ENTRIES:
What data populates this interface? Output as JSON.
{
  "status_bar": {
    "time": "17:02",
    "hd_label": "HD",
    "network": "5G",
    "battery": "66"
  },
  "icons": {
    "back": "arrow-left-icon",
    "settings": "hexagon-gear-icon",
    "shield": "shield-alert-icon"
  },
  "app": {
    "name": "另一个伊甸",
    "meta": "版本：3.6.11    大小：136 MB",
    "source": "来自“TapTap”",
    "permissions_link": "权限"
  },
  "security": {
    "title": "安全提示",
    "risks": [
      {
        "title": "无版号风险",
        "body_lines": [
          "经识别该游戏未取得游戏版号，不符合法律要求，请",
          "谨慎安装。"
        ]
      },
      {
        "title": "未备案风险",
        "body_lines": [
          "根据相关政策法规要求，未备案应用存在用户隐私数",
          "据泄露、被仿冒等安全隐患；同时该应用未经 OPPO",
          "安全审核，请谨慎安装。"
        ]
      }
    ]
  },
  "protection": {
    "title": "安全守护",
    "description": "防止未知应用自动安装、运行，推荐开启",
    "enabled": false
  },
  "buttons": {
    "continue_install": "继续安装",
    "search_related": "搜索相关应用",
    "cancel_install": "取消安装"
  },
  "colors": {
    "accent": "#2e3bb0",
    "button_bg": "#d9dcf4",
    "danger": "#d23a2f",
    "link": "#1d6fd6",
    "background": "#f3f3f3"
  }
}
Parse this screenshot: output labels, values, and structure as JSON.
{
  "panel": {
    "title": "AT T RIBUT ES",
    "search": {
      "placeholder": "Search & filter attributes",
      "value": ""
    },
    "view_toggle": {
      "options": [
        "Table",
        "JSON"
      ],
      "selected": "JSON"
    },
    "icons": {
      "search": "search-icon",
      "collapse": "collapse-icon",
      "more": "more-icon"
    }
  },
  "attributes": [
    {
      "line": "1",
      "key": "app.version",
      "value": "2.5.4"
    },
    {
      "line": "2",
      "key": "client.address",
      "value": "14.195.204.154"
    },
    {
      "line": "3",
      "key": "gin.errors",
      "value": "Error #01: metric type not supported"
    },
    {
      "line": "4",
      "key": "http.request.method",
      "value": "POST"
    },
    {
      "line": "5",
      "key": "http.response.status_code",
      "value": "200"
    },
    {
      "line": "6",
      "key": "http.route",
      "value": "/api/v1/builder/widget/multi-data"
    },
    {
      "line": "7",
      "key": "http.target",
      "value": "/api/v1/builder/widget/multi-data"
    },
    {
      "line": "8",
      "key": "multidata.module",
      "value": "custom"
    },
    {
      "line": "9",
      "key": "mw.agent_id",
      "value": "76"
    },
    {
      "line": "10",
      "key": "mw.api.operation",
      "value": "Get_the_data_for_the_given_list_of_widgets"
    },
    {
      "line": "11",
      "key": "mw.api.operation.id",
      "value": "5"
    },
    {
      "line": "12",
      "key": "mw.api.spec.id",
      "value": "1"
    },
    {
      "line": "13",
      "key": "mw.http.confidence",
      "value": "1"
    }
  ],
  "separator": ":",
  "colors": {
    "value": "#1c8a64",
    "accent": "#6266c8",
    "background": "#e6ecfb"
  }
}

INSTRUCTIONS FOR THE TASK:
Collect each line holding the string "background".

SOLUTION TO THIS PROBLEM:
    "background": "#f3f3f3"
    "background": "#e6ecfb"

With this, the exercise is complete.